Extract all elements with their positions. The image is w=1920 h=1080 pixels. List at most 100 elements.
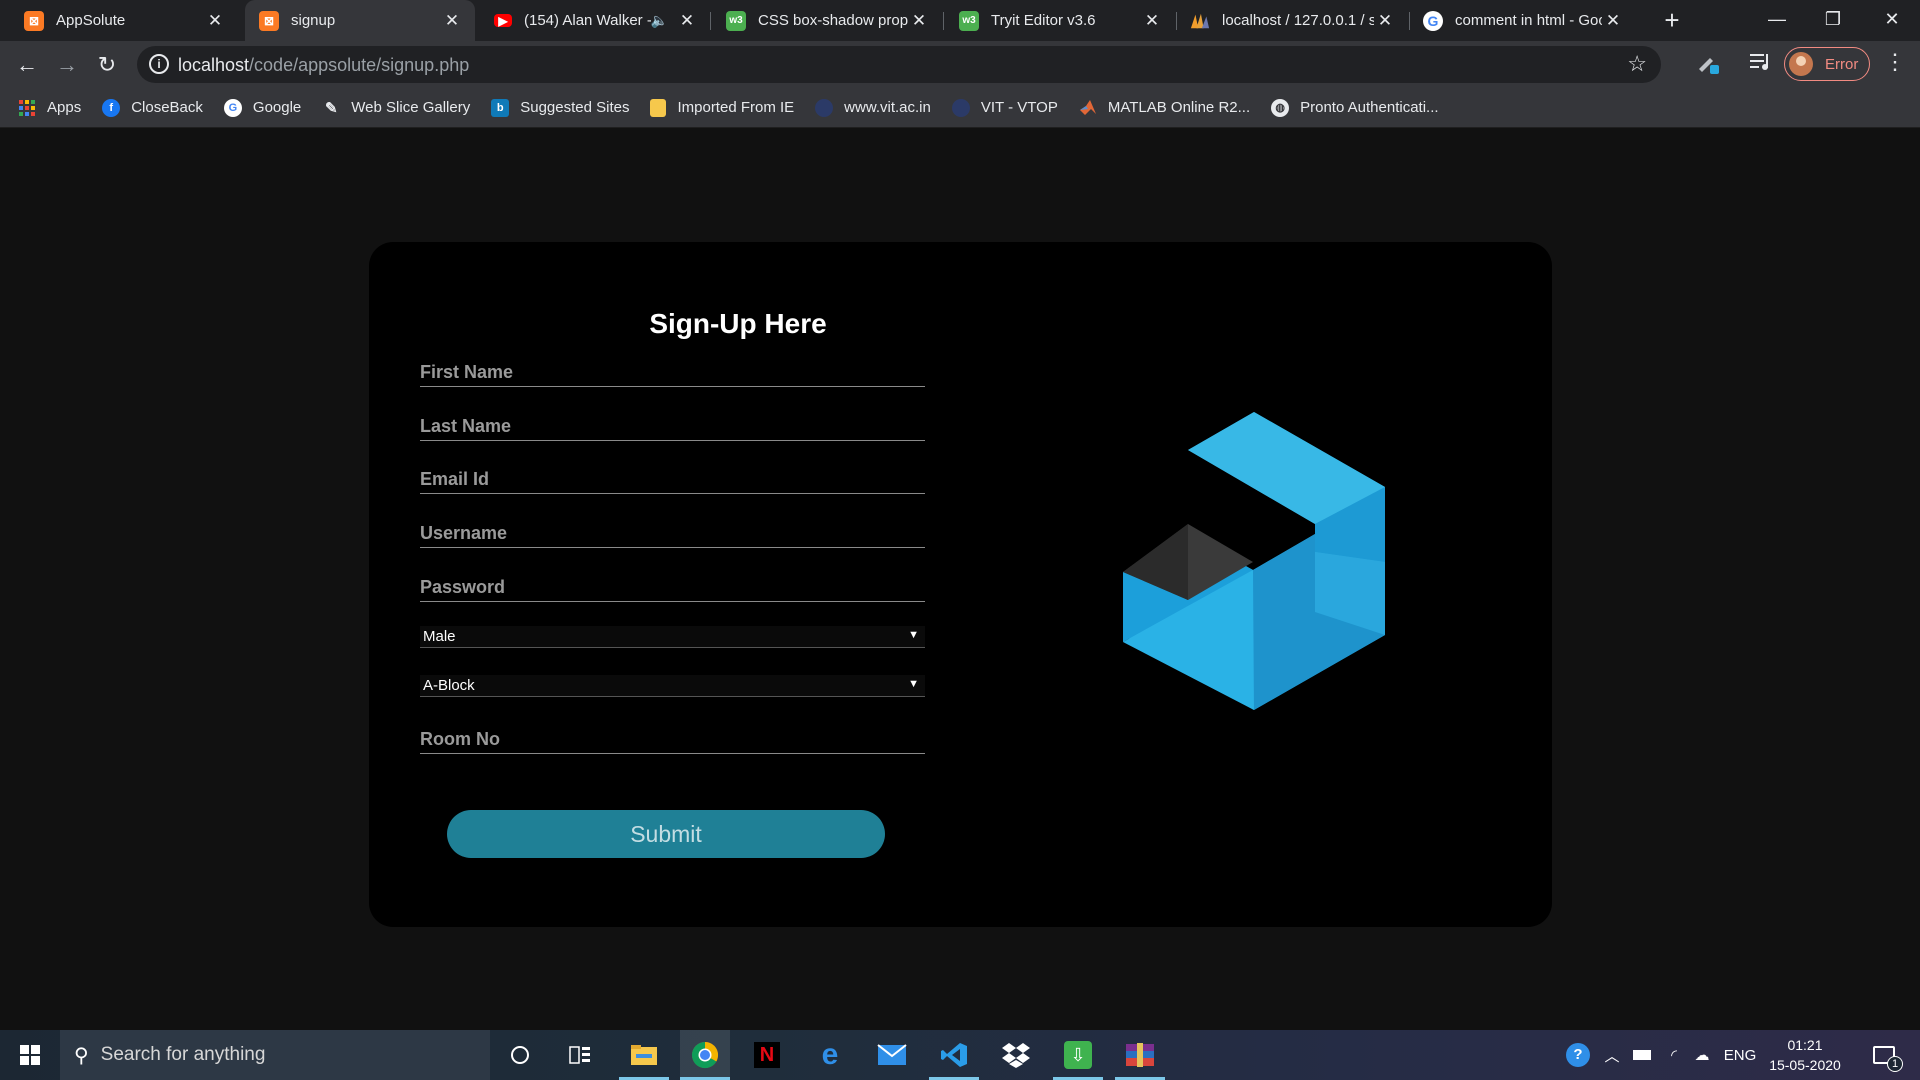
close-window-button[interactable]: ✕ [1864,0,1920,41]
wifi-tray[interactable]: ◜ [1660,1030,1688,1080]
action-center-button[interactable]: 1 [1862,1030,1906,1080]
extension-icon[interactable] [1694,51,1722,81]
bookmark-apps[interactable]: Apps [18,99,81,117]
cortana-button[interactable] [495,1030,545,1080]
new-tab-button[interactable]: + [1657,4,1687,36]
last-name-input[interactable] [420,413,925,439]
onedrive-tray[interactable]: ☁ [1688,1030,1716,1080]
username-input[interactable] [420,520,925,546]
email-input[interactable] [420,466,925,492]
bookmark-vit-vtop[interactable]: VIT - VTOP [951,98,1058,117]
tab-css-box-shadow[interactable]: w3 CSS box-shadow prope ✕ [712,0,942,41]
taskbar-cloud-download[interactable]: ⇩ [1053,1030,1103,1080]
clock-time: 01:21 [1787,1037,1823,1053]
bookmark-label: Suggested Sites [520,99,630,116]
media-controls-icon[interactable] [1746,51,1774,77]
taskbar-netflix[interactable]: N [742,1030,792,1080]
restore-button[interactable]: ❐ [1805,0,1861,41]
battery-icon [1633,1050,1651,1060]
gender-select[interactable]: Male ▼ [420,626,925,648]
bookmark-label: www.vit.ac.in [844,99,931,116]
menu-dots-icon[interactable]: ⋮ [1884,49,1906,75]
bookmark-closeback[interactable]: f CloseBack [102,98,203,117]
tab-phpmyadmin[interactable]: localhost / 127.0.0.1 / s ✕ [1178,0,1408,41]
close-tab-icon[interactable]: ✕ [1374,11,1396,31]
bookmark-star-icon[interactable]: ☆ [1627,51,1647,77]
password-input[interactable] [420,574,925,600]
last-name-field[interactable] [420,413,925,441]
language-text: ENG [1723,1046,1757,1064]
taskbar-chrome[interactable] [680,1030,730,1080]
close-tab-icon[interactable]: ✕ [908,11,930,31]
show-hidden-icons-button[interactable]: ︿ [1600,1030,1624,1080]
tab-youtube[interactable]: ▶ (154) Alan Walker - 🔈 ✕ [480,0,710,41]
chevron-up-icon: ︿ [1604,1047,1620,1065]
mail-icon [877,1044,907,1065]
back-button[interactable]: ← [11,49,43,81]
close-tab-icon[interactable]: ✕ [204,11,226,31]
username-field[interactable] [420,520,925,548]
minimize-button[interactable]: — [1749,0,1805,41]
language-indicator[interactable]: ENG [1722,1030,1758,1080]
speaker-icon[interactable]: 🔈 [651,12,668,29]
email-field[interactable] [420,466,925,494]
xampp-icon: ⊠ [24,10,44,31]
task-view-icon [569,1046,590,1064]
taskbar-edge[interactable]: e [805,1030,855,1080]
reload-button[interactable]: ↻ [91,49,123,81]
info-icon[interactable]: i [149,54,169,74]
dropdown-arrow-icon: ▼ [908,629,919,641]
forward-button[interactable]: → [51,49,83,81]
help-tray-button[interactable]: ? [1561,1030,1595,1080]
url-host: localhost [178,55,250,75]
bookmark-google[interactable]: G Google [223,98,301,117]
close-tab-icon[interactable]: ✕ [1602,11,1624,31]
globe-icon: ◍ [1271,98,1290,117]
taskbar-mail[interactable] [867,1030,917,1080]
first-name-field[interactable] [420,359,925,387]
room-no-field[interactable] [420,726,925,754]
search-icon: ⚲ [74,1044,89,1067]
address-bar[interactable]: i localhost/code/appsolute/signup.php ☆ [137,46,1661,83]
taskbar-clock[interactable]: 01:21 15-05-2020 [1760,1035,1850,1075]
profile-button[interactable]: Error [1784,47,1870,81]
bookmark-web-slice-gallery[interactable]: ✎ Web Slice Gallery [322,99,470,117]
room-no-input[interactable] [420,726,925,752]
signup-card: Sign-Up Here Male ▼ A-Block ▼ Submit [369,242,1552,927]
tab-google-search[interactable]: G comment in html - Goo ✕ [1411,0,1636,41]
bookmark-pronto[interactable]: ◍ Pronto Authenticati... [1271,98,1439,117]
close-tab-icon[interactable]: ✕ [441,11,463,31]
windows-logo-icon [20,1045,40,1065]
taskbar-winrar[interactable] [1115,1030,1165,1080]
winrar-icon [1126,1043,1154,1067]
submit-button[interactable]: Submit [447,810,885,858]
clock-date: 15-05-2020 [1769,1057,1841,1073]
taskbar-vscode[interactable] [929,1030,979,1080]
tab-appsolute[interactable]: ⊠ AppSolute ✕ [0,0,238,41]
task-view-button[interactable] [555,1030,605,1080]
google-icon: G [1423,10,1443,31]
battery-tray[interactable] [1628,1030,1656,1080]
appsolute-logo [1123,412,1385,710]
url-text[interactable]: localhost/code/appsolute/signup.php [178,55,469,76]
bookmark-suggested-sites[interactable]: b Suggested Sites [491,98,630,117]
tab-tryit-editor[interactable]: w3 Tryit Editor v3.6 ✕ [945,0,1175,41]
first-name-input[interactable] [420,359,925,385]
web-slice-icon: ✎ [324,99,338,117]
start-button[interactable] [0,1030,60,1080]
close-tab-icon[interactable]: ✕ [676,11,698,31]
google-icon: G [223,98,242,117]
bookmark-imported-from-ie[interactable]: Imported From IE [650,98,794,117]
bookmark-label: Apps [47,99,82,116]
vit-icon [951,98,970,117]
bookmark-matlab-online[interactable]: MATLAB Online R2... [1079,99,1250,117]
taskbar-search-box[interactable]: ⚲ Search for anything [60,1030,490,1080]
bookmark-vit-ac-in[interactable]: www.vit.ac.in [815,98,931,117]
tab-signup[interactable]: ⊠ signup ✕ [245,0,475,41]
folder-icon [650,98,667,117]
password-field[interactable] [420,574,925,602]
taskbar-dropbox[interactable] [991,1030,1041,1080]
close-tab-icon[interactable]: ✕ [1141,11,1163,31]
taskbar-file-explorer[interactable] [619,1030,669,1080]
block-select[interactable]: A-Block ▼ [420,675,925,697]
═══
◆ Ваша задача
Повторите все строки выше без единого изменения, только картинки в ответ не переносите.

◆ Итоговый результат
Extract all elements with their positions. The image is w=1920 h=1080 pixels. List at most 100 elements.
close-window-button[interactable]: ✕ [1864,0,1920,41]
wifi-tray[interactable]: ◜ [1660,1030,1688,1080]
action-center-button[interactable]: 1 [1862,1030,1906,1080]
extension-icon[interactable] [1694,51,1722,81]
bookmark-apps[interactable]: Apps [18,99,81,117]
cortana-button[interactable] [495,1030,545,1080]
new-tab-button[interactable]: + [1657,4,1687,36]
last-name-input[interactable] [420,413,925,439]
onedrive-tray[interactable]: ☁ [1688,1030,1716,1080]
username-input[interactable] [420,520,925,546]
email-input[interactable] [420,466,925,492]
bookmark-vit-vtop[interactable]: VIT - VTOP [951,98,1058,117]
tab-css-box-shadow[interactable]: w3 CSS box-shadow prope ✕ [712,0,942,41]
taskbar-cloud-download[interactable]: ⇩ [1053,1030,1103,1080]
clock-time: 01:21 [1787,1037,1823,1053]
bookmark-label: Suggested Sites [520,99,630,116]
media-controls-icon[interactable] [1746,51,1774,77]
taskbar-netflix[interactable]: N [742,1030,792,1080]
restore-button[interactable]: ❐ [1805,0,1861,41]
battery-icon [1633,1050,1651,1060]
gender-select[interactable]: Male ▼ [420,626,925,648]
bookmark-label: www.vit.ac.in [844,99,931,116]
menu-dots-icon[interactable]: ⋮ [1884,49,1906,75]
bookmark-closeback[interactable]: f CloseBack [102,98,203,117]
tab-phpmyadmin[interactable]: localhost / 127.0.0.1 / s ✕ [1178,0,1408,41]
close-tab-icon[interactable]: ✕ [1374,11,1396,31]
bookmark-star-icon[interactable]: ☆ [1627,51,1647,77]
password-input[interactable] [420,574,925,600]
last-name-field[interactable] [420,413,925,441]
language-text: ENG [1723,1046,1757,1064]
taskbar-chrome[interactable] [680,1030,730,1080]
close-tab-icon[interactable]: ✕ [908,11,930,31]
show-hidden-icons-button[interactable]: ︿ [1600,1030,1624,1080]
tab-youtube[interactable]: ▶ (154) Alan Walker - 🔈 ✕ [480,0,710,41]
chevron-up-icon: ︿ [1604,1047,1620,1065]
mail-icon [877,1044,907,1065]
back-button[interactable]: ← [11,49,43,81]
close-tab-icon[interactable]: ✕ [204,11,226,31]
username-field[interactable] [420,520,925,548]
minimize-button[interactable]: — [1749,0,1805,41]
language-indicator[interactable]: ENG [1722,1030,1758,1080]
speaker-icon[interactable]: 🔈 [651,12,668,29]
email-field[interactable] [420,466,925,494]
xampp-icon: ⊠ [24,10,44,31]
task-view-icon [569,1046,590,1064]
taskbar-edge[interactable]: e [805,1030,855,1080]
reload-button[interactable]: ↻ [91,49,123,81]
info-icon[interactable]: i [149,54,169,74]
dropdown-arrow-icon: ▼ [908,629,919,641]
forward-button[interactable]: → [51,49,83,81]
help-tray-button[interactable]: ? [1561,1030,1595,1080]
url-host: localhost [178,55,250,75]
bookmark-google[interactable]: G Google [223,98,301,117]
close-tab-icon[interactable]: ✕ [1602,11,1624,31]
globe-icon: ◍ [1271,98,1290,117]
taskbar-mail[interactable] [867,1030,917,1080]
first-name-field[interactable] [420,359,925,387]
room-no-field[interactable] [420,726,925,754]
search-icon: ⚲ [74,1044,89,1067]
address-bar[interactable]: i localhost/code/appsolute/signup.php ☆ [137,46,1661,83]
taskbar-clock[interactable]: 01:21 15-05-2020 [1760,1035,1850,1075]
profile-button[interactable]: Error [1784,47,1870,81]
bookmark-web-slice-gallery[interactable]: ✎ Web Slice Gallery [322,99,470,117]
room-no-input[interactable] [420,726,925,752]
signup-card: Sign-Up Here Male ▼ A-Block ▼ Submit [369,242,1552,927]
tab-google-search[interactable]: G comment in html - Goo ✕ [1411,0,1636,41]
bookmark-pronto[interactable]: ◍ Pronto Authenticati... [1271,98,1439,117]
close-tab-icon[interactable]: ✕ [441,11,463,31]
windows-logo-icon [20,1045,40,1065]
taskbar-winrar[interactable] [1115,1030,1165,1080]
winrar-icon [1126,1043,1154,1067]
submit-button[interactable]: Submit [447,810,885,858]
clock-date: 15-05-2020 [1769,1057,1841,1073]
taskbar-vscode[interactable] [929,1030,979,1080]
tab-appsolute[interactable]: ⊠ AppSolute ✕ [0,0,238,41]
task-view-button[interactable] [555,1030,605,1080]
google-icon: G [1423,10,1443,31]
battery-tray[interactable] [1628,1030,1656,1080]
appsolute-logo [1123,412,1385,710]
url-text[interactable]: localhost/code/appsolute/signup.php [178,55,469,76]
bookmark-suggested-sites[interactable]: b Suggested Sites [491,98,630,117]
tab-tryit-editor[interactable]: w3 Tryit Editor v3.6 ✕ [945,0,1175,41]
first-name-input[interactable] [420,359,925,385]
web-slice-icon: ✎ [324,99,338,117]
start-button[interactable] [0,1030,60,1080]
close-tab-icon[interactable]: ✕ [676,11,698,31]
google-icon: G [223,98,242,117]
bookmark-imported-from-ie[interactable]: Imported From IE [650,98,794,117]
bookmark-label: Apps [47,99,82,116]
vit-icon [951,98,970,117]
bookmark-matlab-online[interactable]: MATLAB Online R2... [1079,99,1250,117]
taskbar-search-box[interactable]: ⚲ Search for anything [60,1030,490,1080]
bookmark-vit-ac-in[interactable]: www.vit.ac.in [815,98,931,117]
tab-signup[interactable]: ⊠ signup ✕ [245,0,475,41]
folder-icon [650,98,667,117]
password-field[interactable] [420,574,925,602]
taskbar-dropbox[interactable] [991,1030,1041,1080]
close-tab-icon[interactable]: ✕ [1141,11,1163,31]
taskbar-file-explorer[interactable] [619,1030,669,1080]
block-select[interactable]: A-Block ▼ [420,675,925,697]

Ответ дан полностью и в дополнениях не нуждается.